A block of data
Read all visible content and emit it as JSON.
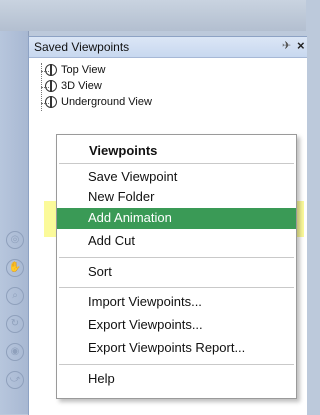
{
  "panel": {
    "title": "Saved Viewpoints",
    "pin_icon": "pin-icon",
    "close_icon": "close-icon",
    "pin_glyph": "✈",
    "close_glyph": "×"
  },
  "tree": {
    "items": [
      {
        "label": "Top View",
        "icon": "viewpoint-icon"
      },
      {
        "label": "3D View",
        "icon": "viewpoint-icon"
      },
      {
        "label": "Underground View",
        "icon": "viewpoint-icon"
      }
    ]
  },
  "menu": {
    "title": "Viewpoints",
    "items": [
      {
        "label": "Save Viewpoint"
      },
      {
        "label": "New Folder"
      },
      {
        "label": "Add Animation",
        "highlighted": true
      },
      {
        "label": "Add Cut"
      },
      {
        "label": "Sort"
      },
      {
        "label": "Import Viewpoints..."
      },
      {
        "label": "Export Viewpoints..."
      },
      {
        "label": "Export Viewpoints Report..."
      },
      {
        "label": "Help"
      }
    ]
  },
  "colors": {
    "selection": "#3a9a56",
    "annotation_highlight": "#f8f67a",
    "panel_header": "#c8d8ef"
  }
}
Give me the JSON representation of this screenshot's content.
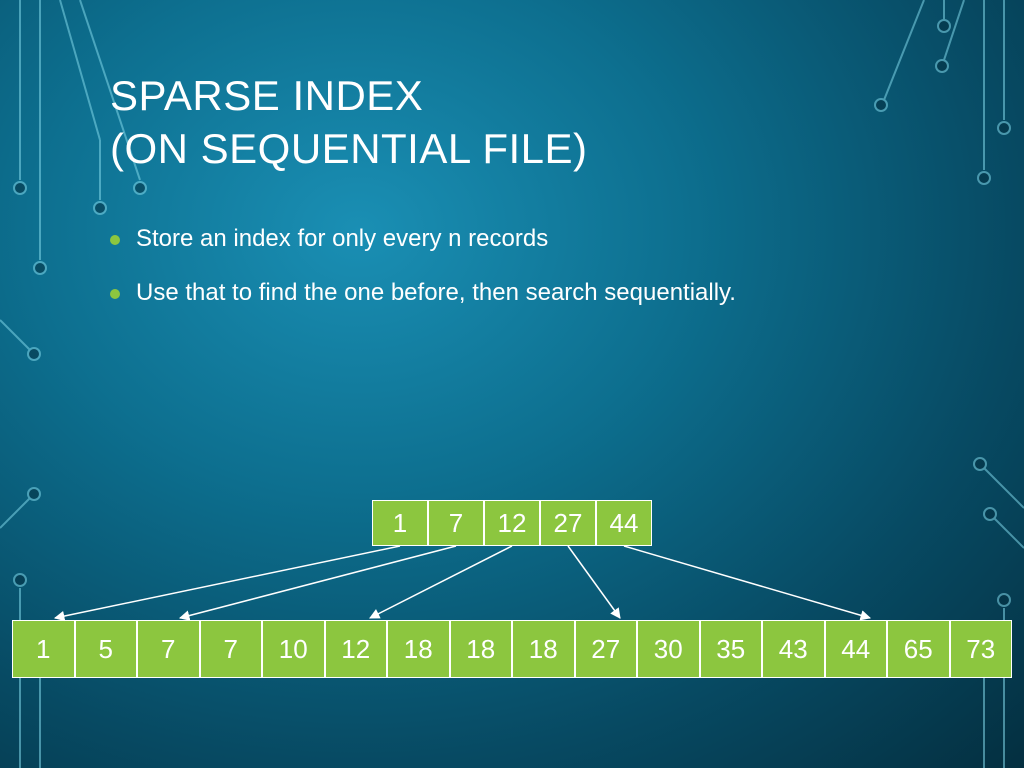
{
  "title": {
    "line1": "SPARSE INDEX",
    "line2": "(ON SEQUENTIAL FILE)"
  },
  "bullets": [
    "Store an index for only every n records",
    "Use that to find the one before, then search sequentially."
  ],
  "chart_data": {
    "type": "table",
    "index_row": [
      1,
      7,
      12,
      27,
      44
    ],
    "data_row": [
      1,
      5,
      7,
      7,
      10,
      12,
      18,
      18,
      18,
      27,
      30,
      35,
      43,
      44,
      65,
      73
    ]
  }
}
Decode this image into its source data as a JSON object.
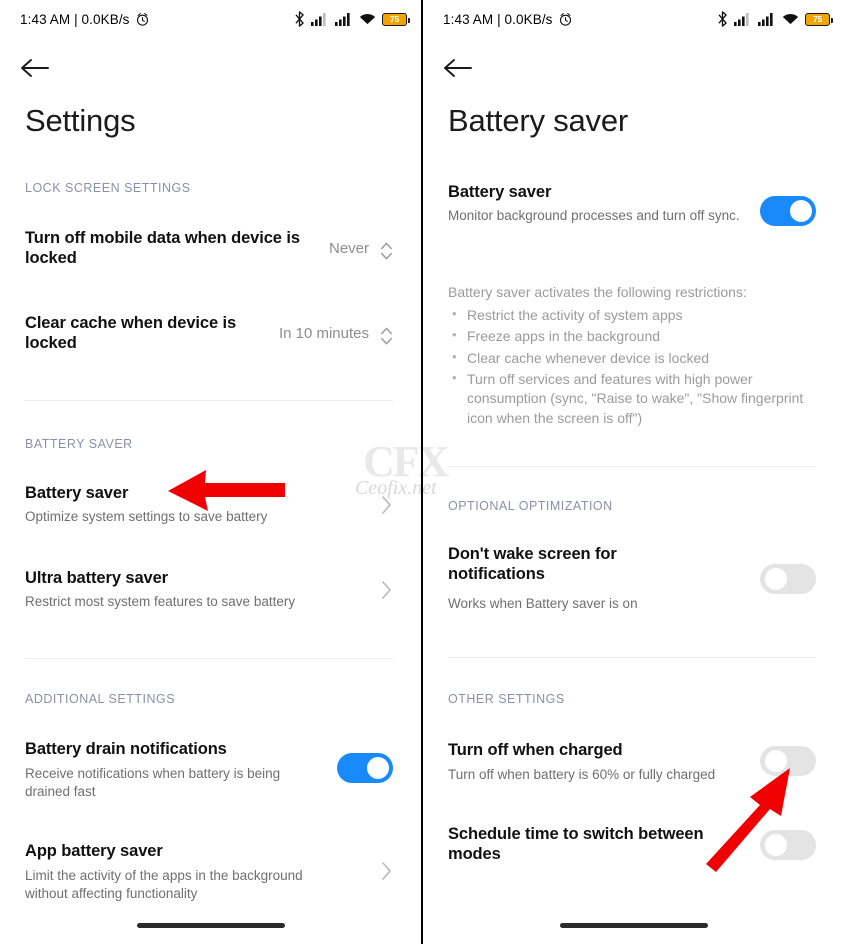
{
  "status_bar": {
    "time_and_speed": "1:43 AM | 0.0KB/s",
    "alarm_icon": "alarm-icon",
    "bluetooth_icon": "bluetooth-icon",
    "signal_icon_1": "signal-bars-icon",
    "signal_icon_2": "signal-bars-icon",
    "wifi_icon": "wifi-icon",
    "battery_level": "75",
    "battery_color": "#f0a500"
  },
  "watermark": {
    "logo": "CFX",
    "text": "Ceofix.net"
  },
  "colors": {
    "toggle_on": "#1a89fa",
    "toggle_off": "#e4e4e4",
    "section_header": "#8b90a8",
    "annotation_arrow": "#f00000"
  },
  "left_screen": {
    "back_icon": "back-arrow-icon",
    "title": "Settings",
    "sections": [
      {
        "header": "LOCK SCREEN SETTINGS",
        "rows": [
          {
            "title": "Turn off mobile data when device is locked",
            "subtitle": "",
            "value": "Never",
            "control": "stepper"
          },
          {
            "title": "Clear cache when device is locked",
            "subtitle": "",
            "value": "In 10 minutes",
            "control": "stepper"
          }
        ]
      },
      {
        "header": "BATTERY SAVER",
        "rows": [
          {
            "title": "Battery saver",
            "subtitle": "Optimize system settings to save battery",
            "value": "",
            "control": "chevron"
          },
          {
            "title": "Ultra battery saver",
            "subtitle": "Restrict most system features to save battery",
            "value": "",
            "control": "chevron"
          }
        ]
      },
      {
        "header": "ADDITIONAL SETTINGS",
        "rows": [
          {
            "title": "Battery drain notifications",
            "subtitle": "Receive notifications when battery is being drained fast",
            "value": "",
            "control": "toggle-on"
          },
          {
            "title": "App battery saver",
            "subtitle": "Limit the activity of the apps in the background without affecting functionality",
            "value": "",
            "control": "chevron"
          }
        ]
      }
    ]
  },
  "right_screen": {
    "back_icon": "back-arrow-icon",
    "title": "Battery saver",
    "main_row": {
      "title": "Battery saver",
      "subtitle": "Monitor background processes and turn off sync.",
      "control": "toggle-on"
    },
    "restrictions": {
      "intro": "Battery saver activates the following restrictions:",
      "items": [
        "Restrict the activity of system apps",
        "Freeze apps in the background",
        "Clear cache whenever device is locked",
        "Turn off services and features with high power consumption (sync, \"Raise to wake\", \"Show fingerprint icon when the screen is off\")"
      ]
    },
    "sections": [
      {
        "header": "OPTIONAL OPTIMIZATION",
        "rows": [
          {
            "title": "Don't wake screen for notifications",
            "subtitle": "Works when Battery saver is on",
            "control": "toggle-off"
          }
        ]
      },
      {
        "header": "OTHER SETTINGS",
        "rows": [
          {
            "title": "Turn off when charged",
            "subtitle": "Turn off when battery is 60% or fully charged",
            "control": "toggle-off"
          },
          {
            "title": "Schedule time to switch between modes",
            "subtitle": "",
            "control": "toggle-off"
          }
        ]
      }
    ]
  }
}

** EXERCISE BRIEF **
Tell how many lines of the data include the word "restrictions", and nothing else.

** EXERCISE RESPONSE **
2